PROBLEM STATEMENT:
Please copy the lines of the material below without any change, from the line that contains "top-hole [211,154,220,163]" through the line that contains "side-panel-label-2: OFILE [56,117,90,134]", including both of those lines and nothing else.

MATERIAL SUPPLIED:
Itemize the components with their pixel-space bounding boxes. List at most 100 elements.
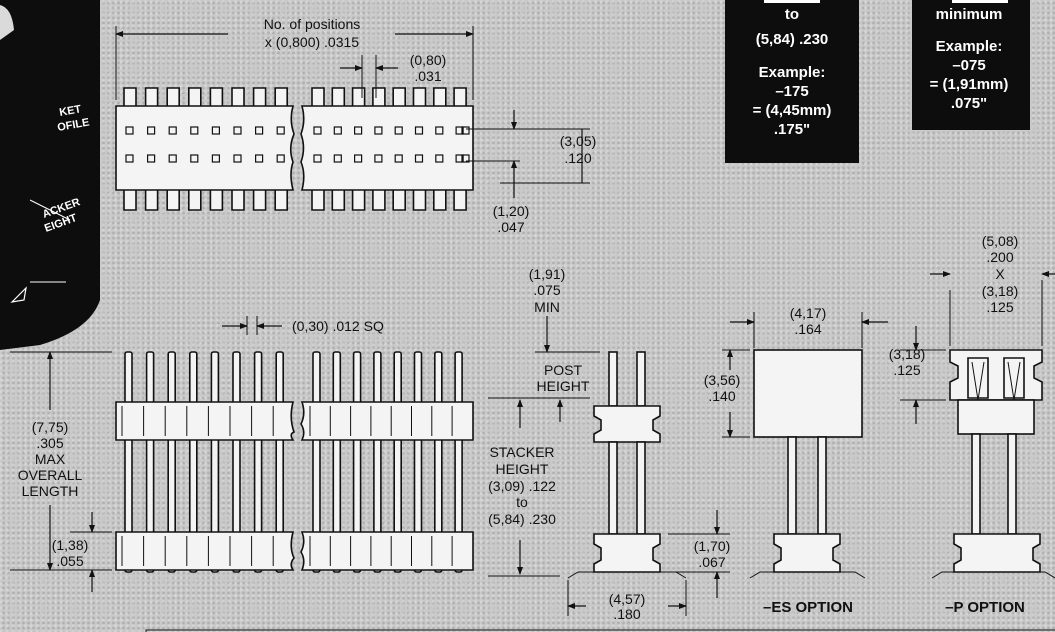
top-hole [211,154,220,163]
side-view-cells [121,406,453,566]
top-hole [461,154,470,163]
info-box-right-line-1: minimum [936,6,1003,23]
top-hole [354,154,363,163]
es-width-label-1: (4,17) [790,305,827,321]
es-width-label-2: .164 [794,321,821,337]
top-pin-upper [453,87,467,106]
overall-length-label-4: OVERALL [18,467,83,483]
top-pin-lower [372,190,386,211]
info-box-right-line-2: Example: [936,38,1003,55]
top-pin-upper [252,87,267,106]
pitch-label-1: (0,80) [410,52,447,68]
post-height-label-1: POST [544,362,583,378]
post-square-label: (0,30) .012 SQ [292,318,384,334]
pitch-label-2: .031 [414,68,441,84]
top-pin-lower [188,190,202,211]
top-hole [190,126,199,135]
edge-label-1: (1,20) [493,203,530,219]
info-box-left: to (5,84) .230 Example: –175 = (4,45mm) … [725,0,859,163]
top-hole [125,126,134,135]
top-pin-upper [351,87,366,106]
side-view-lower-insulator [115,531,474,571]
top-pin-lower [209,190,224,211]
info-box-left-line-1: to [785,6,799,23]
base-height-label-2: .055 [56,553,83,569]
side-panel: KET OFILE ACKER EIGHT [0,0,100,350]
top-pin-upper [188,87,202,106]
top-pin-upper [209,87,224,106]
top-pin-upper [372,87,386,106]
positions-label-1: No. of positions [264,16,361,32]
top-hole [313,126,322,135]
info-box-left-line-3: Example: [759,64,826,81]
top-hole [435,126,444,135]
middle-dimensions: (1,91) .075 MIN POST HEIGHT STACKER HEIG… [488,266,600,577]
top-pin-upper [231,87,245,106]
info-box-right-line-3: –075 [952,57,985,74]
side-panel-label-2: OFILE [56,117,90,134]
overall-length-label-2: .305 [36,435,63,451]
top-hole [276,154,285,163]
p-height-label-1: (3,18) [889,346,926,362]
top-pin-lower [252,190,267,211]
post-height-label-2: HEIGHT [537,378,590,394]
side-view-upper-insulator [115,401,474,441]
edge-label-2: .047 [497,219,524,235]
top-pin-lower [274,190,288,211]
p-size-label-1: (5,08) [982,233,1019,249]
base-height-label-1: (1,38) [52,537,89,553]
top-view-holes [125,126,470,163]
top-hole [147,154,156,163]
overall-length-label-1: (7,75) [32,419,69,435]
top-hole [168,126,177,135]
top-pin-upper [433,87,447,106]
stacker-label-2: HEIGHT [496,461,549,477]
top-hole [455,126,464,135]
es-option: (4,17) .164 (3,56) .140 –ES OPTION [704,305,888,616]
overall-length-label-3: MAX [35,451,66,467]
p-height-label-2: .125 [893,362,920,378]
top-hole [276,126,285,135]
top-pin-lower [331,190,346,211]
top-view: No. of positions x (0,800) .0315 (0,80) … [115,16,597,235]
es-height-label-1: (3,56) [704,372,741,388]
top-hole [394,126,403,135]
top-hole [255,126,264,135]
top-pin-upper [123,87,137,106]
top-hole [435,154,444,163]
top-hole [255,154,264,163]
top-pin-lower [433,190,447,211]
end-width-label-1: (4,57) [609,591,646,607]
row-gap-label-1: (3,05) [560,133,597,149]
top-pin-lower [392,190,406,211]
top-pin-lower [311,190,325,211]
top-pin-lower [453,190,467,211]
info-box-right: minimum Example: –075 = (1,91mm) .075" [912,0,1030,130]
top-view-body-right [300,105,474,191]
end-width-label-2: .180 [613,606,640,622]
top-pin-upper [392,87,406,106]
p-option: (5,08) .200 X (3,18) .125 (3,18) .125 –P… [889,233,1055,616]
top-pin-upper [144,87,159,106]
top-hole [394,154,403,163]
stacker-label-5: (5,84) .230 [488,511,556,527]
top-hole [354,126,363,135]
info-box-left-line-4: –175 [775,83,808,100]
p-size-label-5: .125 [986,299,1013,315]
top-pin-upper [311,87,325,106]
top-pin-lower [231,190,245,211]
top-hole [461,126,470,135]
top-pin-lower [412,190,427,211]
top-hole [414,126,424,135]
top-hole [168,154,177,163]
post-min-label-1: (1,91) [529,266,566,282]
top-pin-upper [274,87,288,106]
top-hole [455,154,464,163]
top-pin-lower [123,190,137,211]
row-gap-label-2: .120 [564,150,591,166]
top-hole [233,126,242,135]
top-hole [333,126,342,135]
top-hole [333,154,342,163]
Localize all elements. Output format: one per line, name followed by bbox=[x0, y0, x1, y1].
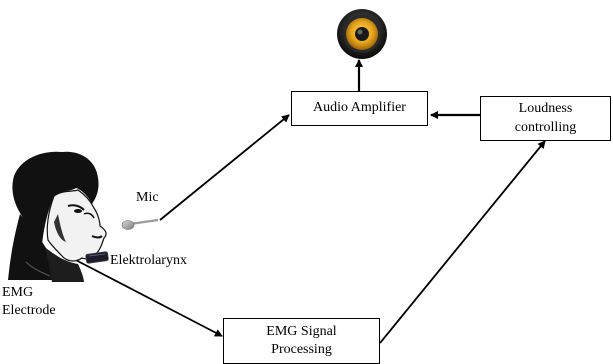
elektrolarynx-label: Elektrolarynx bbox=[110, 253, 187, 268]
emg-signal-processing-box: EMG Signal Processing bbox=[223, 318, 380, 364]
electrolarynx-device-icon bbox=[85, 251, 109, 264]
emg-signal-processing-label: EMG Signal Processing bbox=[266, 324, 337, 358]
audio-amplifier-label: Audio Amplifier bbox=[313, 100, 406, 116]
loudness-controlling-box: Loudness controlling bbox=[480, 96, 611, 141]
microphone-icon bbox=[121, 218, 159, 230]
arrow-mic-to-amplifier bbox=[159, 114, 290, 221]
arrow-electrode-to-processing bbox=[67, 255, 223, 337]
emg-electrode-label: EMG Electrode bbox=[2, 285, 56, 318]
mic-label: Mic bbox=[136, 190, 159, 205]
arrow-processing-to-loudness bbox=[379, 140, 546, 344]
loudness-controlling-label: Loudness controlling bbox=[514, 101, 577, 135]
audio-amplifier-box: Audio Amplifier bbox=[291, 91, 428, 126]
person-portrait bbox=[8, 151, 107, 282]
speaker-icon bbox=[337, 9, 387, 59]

ANSWER TO THE EXERCISE:
top-hole [211,154,220,163]
side-view-cells [121,406,453,566]
top-hole [461,154,470,163]
info-box-right-line-1: minimum [936,6,1003,23]
top-hole [354,154,363,163]
es-width-label-1: (4,17) [790,305,827,321]
es-width-label-2: .164 [794,321,821,337]
top-pin-upper [453,87,467,106]
overall-length-label-4: OVERALL [18,467,83,483]
top-pin-lower [372,190,386,211]
info-box-right-line-2: Example: [936,38,1003,55]
top-pin-upper [252,87,267,106]
pitch-label-1: (0,80) [410,52,447,68]
post-height-label-1: POST [544,362,583,378]
post-square-label: (0,30) .012 SQ [292,318,384,334]
pitch-label-2: .031 [414,68,441,84]
top-pin-lower [188,190,202,211]
top-hole [190,126,199,135]
edge-label-1: (1,20) [493,203,530,219]
info-box-left: to (5,84) .230 Example: –175 = (4,45mm) … [725,0,859,163]
top-hole [125,126,134,135]
top-pin-upper [351,87,366,106]
side-view-lower-insulator [115,531,474,571]
top-pin-lower [209,190,224,211]
info-box-left-line-1: to [785,6,799,23]
base-height-label-2: .055 [56,553,83,569]
side-panel: KET OFILE ACKER EIGHT [0,0,100,350]
top-pin-upper [188,87,202,106]
top-pin-upper [209,87,224,106]
top-pin-upper [372,87,386,106]
positions-label-1: No. of positions [264,16,361,32]
top-hole [313,126,322,135]
info-box-left-line-3: Example: [759,64,826,81]
top-hole [435,126,444,135]
middle-dimensions: (1,91) .075 MIN POST HEIGHT STACKER HEIG… [488,266,600,577]
top-pin-upper [231,87,245,106]
info-box-right-line-3: –075 [952,57,985,74]
side-panel-label-2: OFILE [56,117,90,134]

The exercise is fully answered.